__Data for processing__
>>>
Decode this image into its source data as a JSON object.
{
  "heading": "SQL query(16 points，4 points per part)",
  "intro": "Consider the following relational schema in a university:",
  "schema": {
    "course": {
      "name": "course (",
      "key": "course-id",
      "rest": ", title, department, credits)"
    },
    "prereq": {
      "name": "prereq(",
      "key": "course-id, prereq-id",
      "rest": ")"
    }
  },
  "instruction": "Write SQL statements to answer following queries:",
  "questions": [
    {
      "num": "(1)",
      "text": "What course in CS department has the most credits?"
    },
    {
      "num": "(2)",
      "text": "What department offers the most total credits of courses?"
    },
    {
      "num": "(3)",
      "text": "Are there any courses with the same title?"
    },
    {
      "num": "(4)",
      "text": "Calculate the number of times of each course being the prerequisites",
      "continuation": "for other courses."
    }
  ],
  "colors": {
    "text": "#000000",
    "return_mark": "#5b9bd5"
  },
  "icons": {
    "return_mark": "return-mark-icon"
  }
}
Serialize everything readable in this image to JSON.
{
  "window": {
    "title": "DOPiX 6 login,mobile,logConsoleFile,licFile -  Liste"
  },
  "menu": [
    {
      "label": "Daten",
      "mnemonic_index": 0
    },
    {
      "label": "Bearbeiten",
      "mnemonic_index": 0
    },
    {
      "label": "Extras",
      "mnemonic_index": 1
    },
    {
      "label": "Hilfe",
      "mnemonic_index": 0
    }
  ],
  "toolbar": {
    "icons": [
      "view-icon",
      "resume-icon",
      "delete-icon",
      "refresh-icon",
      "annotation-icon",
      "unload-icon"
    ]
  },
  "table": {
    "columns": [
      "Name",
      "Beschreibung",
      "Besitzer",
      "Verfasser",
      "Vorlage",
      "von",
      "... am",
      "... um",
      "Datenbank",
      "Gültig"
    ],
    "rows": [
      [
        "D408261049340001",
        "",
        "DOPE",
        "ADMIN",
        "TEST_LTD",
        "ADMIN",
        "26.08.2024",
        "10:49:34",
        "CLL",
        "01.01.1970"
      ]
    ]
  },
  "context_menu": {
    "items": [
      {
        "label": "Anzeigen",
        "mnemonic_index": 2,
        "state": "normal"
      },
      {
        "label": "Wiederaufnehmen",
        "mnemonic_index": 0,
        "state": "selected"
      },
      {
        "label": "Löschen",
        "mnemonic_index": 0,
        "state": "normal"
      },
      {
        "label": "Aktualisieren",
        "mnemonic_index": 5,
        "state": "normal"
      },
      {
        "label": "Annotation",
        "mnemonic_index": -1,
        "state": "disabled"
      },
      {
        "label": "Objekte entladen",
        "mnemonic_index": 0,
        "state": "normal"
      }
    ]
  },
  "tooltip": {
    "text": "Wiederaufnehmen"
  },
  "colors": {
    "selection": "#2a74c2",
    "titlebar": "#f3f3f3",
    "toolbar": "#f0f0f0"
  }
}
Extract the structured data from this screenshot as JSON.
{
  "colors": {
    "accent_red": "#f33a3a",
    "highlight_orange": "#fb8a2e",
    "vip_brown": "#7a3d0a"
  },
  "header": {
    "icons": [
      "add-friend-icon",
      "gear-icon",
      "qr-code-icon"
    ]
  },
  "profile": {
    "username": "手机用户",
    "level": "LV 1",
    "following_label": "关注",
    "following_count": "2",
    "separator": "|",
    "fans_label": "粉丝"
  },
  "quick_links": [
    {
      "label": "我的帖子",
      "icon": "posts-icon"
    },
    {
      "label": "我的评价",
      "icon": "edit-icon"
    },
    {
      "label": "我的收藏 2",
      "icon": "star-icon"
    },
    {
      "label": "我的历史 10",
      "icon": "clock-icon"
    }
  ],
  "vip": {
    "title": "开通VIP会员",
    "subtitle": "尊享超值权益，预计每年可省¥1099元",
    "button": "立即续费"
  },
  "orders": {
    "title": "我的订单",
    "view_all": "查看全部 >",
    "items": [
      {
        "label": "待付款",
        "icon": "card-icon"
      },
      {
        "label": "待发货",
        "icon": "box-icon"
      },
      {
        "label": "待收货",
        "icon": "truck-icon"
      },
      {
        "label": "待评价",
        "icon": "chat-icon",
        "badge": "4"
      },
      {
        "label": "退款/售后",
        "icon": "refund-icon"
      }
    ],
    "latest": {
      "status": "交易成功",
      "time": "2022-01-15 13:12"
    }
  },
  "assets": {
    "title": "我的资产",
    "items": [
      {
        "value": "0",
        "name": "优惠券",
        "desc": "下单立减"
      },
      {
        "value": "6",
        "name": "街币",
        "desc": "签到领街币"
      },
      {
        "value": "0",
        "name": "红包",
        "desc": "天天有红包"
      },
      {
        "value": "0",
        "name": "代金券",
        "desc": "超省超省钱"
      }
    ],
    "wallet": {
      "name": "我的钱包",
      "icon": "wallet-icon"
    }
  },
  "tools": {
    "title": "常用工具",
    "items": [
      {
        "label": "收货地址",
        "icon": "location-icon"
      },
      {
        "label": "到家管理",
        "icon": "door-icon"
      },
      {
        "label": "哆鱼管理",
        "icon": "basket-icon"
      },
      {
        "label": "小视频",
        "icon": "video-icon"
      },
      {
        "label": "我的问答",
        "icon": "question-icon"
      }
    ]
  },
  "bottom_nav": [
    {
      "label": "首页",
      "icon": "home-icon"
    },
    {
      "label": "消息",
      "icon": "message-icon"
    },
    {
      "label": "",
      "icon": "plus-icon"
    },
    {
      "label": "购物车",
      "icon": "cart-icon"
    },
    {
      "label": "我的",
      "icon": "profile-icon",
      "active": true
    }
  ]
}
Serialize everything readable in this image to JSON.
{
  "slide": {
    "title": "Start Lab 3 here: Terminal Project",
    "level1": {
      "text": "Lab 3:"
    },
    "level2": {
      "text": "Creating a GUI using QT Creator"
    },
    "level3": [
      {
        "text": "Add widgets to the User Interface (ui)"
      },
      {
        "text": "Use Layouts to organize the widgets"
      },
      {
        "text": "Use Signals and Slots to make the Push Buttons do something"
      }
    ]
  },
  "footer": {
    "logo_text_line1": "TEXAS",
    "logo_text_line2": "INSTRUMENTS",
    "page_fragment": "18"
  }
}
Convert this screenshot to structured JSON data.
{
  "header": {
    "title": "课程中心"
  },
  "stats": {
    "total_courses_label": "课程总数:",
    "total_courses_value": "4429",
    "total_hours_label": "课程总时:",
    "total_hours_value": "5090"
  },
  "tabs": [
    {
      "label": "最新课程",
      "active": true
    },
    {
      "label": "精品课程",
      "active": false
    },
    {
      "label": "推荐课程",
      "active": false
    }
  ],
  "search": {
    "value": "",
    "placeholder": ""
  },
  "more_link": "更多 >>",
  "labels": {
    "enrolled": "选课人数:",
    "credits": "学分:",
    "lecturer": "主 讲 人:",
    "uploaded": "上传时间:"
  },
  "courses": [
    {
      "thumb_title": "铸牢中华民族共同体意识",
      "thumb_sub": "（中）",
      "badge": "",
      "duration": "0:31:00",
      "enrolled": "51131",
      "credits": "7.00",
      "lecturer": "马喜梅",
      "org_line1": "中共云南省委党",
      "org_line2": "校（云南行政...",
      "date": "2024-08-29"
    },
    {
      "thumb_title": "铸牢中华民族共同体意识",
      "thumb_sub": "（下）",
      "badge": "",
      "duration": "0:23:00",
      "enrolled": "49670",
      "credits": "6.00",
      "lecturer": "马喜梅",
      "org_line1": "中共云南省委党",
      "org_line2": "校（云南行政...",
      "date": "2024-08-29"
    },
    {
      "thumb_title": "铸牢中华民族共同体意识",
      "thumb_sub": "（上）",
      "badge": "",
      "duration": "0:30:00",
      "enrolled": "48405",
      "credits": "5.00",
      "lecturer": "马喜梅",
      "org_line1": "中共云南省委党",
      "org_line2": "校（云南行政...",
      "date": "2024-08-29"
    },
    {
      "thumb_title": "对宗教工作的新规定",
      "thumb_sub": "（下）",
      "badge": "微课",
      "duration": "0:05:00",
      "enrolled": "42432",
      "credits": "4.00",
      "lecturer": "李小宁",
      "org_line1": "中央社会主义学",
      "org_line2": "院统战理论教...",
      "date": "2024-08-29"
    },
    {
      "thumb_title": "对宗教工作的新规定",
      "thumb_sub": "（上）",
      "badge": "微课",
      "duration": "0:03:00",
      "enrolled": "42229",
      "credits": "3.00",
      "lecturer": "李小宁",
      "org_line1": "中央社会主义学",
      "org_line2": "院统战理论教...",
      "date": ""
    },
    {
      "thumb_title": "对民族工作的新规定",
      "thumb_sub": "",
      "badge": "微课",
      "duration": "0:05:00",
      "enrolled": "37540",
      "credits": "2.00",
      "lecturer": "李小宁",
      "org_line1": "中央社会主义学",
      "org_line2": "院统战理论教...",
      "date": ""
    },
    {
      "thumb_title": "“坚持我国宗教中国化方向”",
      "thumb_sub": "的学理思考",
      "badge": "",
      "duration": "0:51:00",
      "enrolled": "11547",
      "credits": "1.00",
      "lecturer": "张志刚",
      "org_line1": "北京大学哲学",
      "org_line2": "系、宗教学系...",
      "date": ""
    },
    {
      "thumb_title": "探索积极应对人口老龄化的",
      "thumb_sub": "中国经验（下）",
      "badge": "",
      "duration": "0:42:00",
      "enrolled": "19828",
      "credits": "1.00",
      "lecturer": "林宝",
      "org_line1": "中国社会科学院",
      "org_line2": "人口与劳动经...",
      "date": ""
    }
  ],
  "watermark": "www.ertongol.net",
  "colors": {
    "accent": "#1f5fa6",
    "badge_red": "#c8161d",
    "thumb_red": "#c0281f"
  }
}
<<<
__Exercise directions__
Show every line of the listing in which the string "JSON" can be found.

__Result for this task__
Decode this image into its source data as a JSON object.
Serialize everything readable in this image to JSON.
Extract the structured data from this screenshot as JSON.
Serialize everything readable in this image to JSON.
Convert this screenshot to structured JSON data.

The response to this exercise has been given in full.